— BEGIN —

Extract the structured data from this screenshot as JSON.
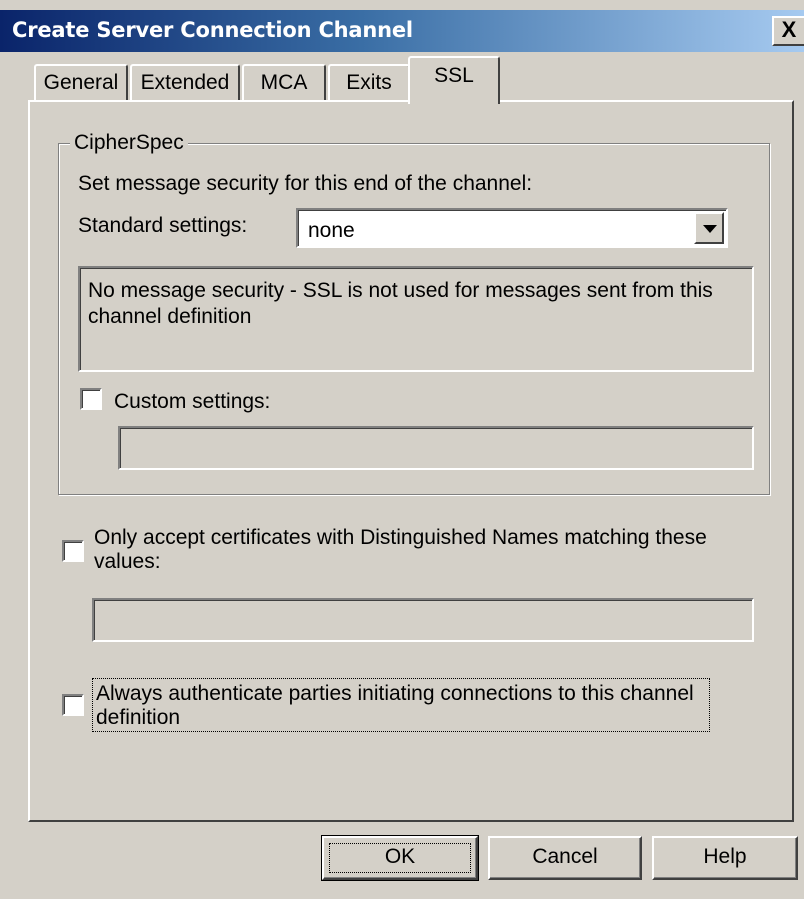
{
  "window": {
    "title": "Create Server Connection Channel",
    "close_glyph": "X"
  },
  "tabs": [
    {
      "label": "General"
    },
    {
      "label": "Extended"
    },
    {
      "label": "MCA"
    },
    {
      "label": "Exits"
    },
    {
      "label": "SSL",
      "active": true
    }
  ],
  "cipherspec": {
    "group_label": "CipherSpec",
    "intro": "Set message security for this end of the channel:",
    "standard_label": "Standard settings:",
    "standard_value": "none",
    "description": "No message security - SSL is not used for messages sent from this channel definition",
    "custom_label": "Custom settings:",
    "custom_checked": false,
    "custom_value": ""
  },
  "dn_filter": {
    "label": "Only accept certificates with Distinguished Names matching these values:",
    "checked": false,
    "value": ""
  },
  "auth": {
    "label": "Always authenticate parties initiating connections to this channel definition",
    "checked": false
  },
  "buttons": {
    "ok": "OK",
    "cancel": "Cancel",
    "help": "Help"
  }
}
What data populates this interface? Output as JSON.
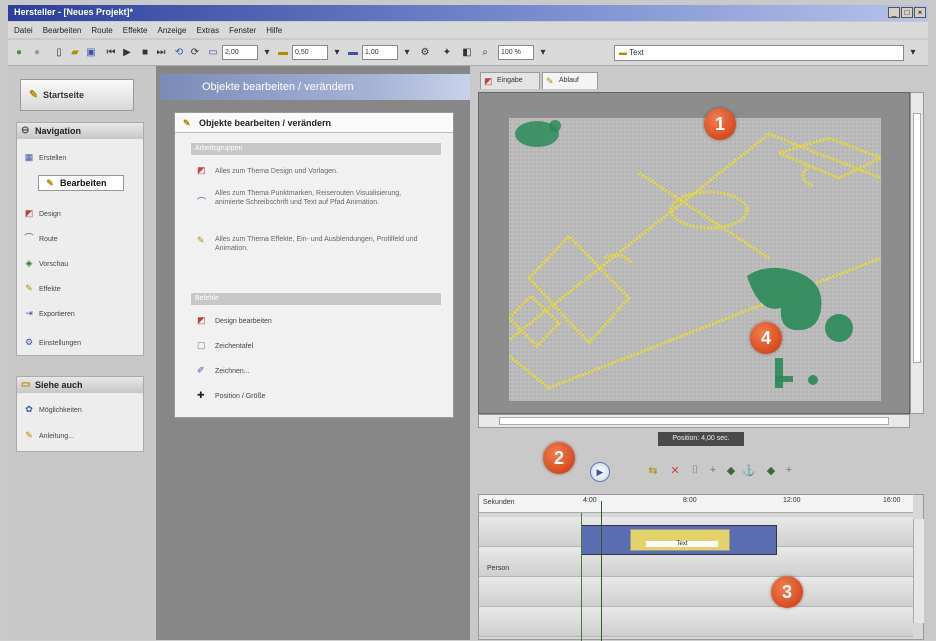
{
  "window": {
    "title": "Hersteller - [Neues Projekt]*",
    "buttons": [
      "_",
      "□",
      "×"
    ]
  },
  "menu": [
    "Datei",
    "Bearbeiten",
    "Route",
    "Effekte",
    "Anzeige",
    "Extras",
    "Fenster",
    "Hilfe"
  ],
  "toolbar": {
    "zoom1": "2,00",
    "zoom2": "0,50",
    "zoom3": "1,00",
    "speed": "100 %",
    "combo_text": "Text"
  },
  "left": {
    "start_label": "Startseite",
    "nav_title": "Navigation",
    "nav_items": [
      "Erstellen",
      "Bearbeiten",
      "Design",
      "Route",
      "Vorschau",
      "Effekte",
      "Exportieren",
      "Einstellungen"
    ],
    "see_also_title": "Siehe auch",
    "see_also_items": [
      "Möglichkeiten",
      "Anleitung..."
    ]
  },
  "middle": {
    "header": "Objekte bearbeiten / verändern",
    "box_title": "Objekte bearbeiten / verändern",
    "section1": "Arbeitsgruppen",
    "items1": [
      "Alles zum Thema Design und Vorlagen.",
      "Alles zum Thema Punktmarken, Reiserouten Visualisierung, animierte Schreibschrift und Text auf Pfad Animation.",
      "Alles zum Thema Effekte, Ein- und Ausblendungen, Profilfeld und Animation."
    ],
    "section2": "Befehle",
    "items2": [
      "Design bearbeiten",
      "Zeichentafel",
      "Zeichnen...",
      "Position / Größe"
    ]
  },
  "right": {
    "tab1": "Eingabe",
    "tab2": "Ablauf",
    "tooltip": "Position: 4,00 sec.",
    "timeline": {
      "ruler_label": "Sekunden",
      "ticks": [
        "4:00",
        "8:00",
        "12:00",
        "16:00"
      ],
      "clip_label": "Text",
      "track_name": "Person"
    }
  },
  "badges": [
    "1",
    "2",
    "3",
    "4"
  ],
  "colors": {
    "title_bar": "#2b3f9a",
    "badge": "#d84a1e",
    "field_lines": "#e8d93a",
    "clip": "#5a6db0",
    "clip_text_bg": "#e2d36a"
  }
}
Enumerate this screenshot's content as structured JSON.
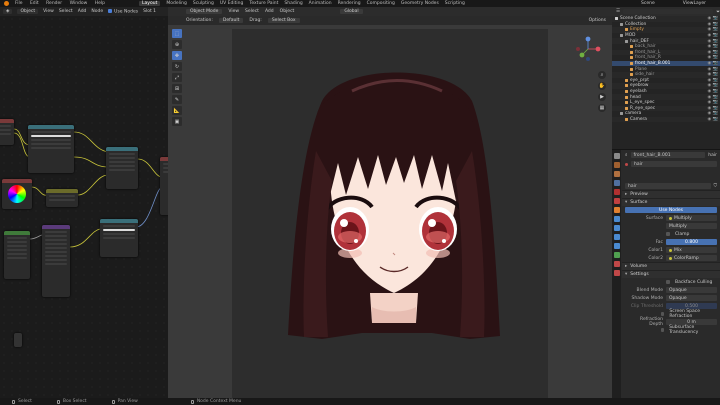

— END —

## What is asked
Every line containing the string "from" must be listed.

## Result
Extract the structured data from this screenshot as JSON.
    "description": "No message security - SSL is not used for messages sent from this channel definition",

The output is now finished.